Excerpt provided.
····················

Human Pose-Constrained UV Map Estimation
Matej Suchanek, Miroslav Purkrabek, Jiri Matas
TL;DR
PC-CSE tackles UV map estimation by enforcing global anatomical plausibility via pose-conditioned proximal regions. It extends the Continuous Surface Embeddings (CSE) framework by incorporating 2D pose without retraining, yielding more coherent UV maps and reducing artifacts. Evaluations on DensePose COCO show consistent gains across multiple pose estimators, with further improvements using full-body skeletons for hands and feet; however, gains are limited by segmentation and ground-truth annotation issues. This approach highlights the potential and limits of using 2D pose as a global constraint for detailed texture mapping.
Abstract
UV map estimation is used in computer vision for detailed analysis of human posture or activity. Previous methods assign pixels to body model vertices by comparing pixel descriptors independently, without enforcing global coherence or plausibility in the UV map. We propose Pose-Constrained Continuous Surface Embeddings (PC-CSE), which integrates estimated 2D human pose into the pixel-to-vertex assignment process. The pose provides global anatomical constraints, ensuring that UV maps remain coherent while preserving local precision. Evaluation on DensePose COCO demonstrates consistent improvement, regardless of the chosen 2D human pose model. Whole-body poses offer better constraints by incorporating additional details about the hands and feet. Conditioning UV maps with human pose reduces invalid mappings and enhances anatomical plausibility. In addition, we highlight inconsistencies in the ground-truth annotations.

····················

[Collection entries]
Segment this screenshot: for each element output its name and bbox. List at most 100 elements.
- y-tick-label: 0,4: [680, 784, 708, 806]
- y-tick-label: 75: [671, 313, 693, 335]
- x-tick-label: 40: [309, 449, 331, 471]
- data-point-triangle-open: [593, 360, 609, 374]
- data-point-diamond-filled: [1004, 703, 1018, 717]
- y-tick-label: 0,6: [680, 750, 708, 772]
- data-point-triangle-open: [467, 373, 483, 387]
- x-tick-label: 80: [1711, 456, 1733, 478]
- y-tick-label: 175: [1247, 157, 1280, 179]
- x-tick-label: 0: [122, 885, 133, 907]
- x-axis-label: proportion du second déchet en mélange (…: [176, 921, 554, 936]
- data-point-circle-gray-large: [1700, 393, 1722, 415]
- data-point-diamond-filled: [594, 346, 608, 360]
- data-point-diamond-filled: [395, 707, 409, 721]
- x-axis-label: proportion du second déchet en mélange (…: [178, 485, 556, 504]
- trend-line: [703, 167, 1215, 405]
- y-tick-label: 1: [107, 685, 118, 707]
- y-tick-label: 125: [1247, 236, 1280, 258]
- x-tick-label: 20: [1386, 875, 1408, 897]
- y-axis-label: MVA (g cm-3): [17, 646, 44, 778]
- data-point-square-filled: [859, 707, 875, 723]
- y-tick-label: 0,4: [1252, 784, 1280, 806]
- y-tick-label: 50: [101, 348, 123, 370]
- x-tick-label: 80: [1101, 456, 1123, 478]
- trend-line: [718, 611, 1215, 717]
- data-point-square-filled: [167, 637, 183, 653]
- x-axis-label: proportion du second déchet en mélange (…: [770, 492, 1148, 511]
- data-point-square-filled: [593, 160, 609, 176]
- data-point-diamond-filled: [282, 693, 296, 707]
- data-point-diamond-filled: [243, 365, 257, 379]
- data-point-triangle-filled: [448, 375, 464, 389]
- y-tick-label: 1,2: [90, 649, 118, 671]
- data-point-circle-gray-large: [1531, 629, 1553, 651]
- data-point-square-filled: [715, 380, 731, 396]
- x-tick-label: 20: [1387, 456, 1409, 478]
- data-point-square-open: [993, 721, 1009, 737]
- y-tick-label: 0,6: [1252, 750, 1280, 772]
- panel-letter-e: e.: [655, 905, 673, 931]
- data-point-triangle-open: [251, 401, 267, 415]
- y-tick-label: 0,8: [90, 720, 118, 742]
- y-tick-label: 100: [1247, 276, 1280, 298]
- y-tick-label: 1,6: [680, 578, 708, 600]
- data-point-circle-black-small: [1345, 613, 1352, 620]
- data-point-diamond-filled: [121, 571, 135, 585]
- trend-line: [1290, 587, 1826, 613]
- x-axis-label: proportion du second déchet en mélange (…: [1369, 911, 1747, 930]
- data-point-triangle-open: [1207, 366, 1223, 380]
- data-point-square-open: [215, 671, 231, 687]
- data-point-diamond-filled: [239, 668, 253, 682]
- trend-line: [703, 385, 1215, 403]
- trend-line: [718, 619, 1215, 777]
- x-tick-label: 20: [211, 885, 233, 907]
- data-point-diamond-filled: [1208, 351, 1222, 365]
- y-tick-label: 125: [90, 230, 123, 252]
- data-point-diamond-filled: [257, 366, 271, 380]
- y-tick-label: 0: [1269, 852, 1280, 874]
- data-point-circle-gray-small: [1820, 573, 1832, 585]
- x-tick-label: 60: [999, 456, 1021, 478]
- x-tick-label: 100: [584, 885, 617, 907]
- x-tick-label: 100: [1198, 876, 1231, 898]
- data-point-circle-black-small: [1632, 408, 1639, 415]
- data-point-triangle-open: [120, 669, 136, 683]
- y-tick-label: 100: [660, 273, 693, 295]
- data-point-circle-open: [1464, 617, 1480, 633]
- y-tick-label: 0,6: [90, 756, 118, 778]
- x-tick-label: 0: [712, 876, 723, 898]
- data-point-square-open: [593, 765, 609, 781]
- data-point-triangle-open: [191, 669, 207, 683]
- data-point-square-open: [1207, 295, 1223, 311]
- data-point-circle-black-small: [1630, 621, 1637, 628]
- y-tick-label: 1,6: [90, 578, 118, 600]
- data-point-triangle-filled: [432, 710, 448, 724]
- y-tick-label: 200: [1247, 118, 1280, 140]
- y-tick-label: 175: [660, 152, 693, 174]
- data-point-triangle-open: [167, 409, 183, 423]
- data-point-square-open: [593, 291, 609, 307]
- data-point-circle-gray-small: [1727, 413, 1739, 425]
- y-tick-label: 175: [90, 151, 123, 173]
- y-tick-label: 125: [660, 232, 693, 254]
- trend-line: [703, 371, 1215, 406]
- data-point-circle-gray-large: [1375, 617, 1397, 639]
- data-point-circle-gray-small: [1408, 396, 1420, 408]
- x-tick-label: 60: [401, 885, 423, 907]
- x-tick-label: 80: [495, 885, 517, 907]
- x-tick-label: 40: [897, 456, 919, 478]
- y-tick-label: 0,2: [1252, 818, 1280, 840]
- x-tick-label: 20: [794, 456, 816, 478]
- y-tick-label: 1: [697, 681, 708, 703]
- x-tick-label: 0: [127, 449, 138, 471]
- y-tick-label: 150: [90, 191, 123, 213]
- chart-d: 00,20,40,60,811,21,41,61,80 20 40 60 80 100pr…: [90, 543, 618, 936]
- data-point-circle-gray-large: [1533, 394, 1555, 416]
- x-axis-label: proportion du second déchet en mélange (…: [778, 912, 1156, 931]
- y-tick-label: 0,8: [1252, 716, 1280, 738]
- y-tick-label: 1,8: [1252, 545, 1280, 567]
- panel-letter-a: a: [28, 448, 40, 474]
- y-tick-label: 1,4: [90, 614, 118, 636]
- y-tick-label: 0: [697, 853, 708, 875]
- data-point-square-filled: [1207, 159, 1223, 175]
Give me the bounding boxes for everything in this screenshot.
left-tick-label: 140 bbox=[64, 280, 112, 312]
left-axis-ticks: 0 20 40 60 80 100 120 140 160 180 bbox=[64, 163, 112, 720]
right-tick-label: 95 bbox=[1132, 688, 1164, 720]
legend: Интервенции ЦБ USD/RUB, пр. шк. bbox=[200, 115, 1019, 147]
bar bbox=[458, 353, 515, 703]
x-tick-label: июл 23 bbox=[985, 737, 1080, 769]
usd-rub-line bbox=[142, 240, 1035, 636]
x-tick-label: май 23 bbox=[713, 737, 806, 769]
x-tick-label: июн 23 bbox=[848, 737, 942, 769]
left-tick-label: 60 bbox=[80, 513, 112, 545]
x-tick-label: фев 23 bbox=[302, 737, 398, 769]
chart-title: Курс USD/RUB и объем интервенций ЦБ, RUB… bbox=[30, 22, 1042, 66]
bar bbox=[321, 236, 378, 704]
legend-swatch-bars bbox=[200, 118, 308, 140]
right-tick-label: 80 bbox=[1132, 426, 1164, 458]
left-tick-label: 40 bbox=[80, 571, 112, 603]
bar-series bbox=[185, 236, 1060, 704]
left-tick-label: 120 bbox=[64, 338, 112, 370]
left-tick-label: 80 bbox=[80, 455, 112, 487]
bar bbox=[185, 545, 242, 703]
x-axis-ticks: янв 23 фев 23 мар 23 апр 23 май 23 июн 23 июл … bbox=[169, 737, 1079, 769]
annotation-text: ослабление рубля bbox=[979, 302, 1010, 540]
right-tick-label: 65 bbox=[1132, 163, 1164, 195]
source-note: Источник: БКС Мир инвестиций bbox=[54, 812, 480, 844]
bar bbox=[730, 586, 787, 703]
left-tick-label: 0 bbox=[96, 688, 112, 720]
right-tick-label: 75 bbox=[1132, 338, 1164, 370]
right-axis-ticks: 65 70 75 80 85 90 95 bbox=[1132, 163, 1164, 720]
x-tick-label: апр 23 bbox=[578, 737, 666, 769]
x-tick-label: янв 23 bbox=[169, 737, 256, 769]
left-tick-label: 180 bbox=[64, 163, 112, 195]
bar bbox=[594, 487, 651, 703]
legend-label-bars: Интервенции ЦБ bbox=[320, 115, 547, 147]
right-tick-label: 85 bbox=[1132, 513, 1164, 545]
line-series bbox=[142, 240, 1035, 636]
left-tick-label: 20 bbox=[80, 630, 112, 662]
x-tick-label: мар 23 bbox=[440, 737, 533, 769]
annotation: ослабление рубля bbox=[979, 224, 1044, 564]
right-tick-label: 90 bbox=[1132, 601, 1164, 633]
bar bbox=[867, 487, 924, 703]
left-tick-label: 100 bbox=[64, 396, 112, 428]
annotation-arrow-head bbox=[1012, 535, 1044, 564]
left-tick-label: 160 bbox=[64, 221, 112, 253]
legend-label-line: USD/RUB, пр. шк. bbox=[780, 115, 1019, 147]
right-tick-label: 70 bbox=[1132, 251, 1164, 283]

····················

Your goal. Copy the passage from the pose-constrained UV map text word for word, from "Human Pose-Constrained UV" up to and including "detailed texture mapping.".

Answer space.
Human Pose-Constrained UV Map Estimation
Matej Suchanek, Miroslav Purkrabek, Jiri Matas
TL;DR
PC-CSE tackles UV map estimation by enforcing global anatomical plausibility via pose-conditioned proximal regions. It extends the Continuous Surface Embeddings (CSE) framework by incorporating 2D pose without retraining, yielding more coherent UV maps and reducing artifacts. Evaluations on DensePose COCO show consistent gains across multiple pose estimators, with further improvements using full-body skeletons for hands and feet; however, gains are limited by segmentation and ground-truth annotation issues. This approach highlights the potential and limits of using 2D pose as a global constraint for detailed texture mapping.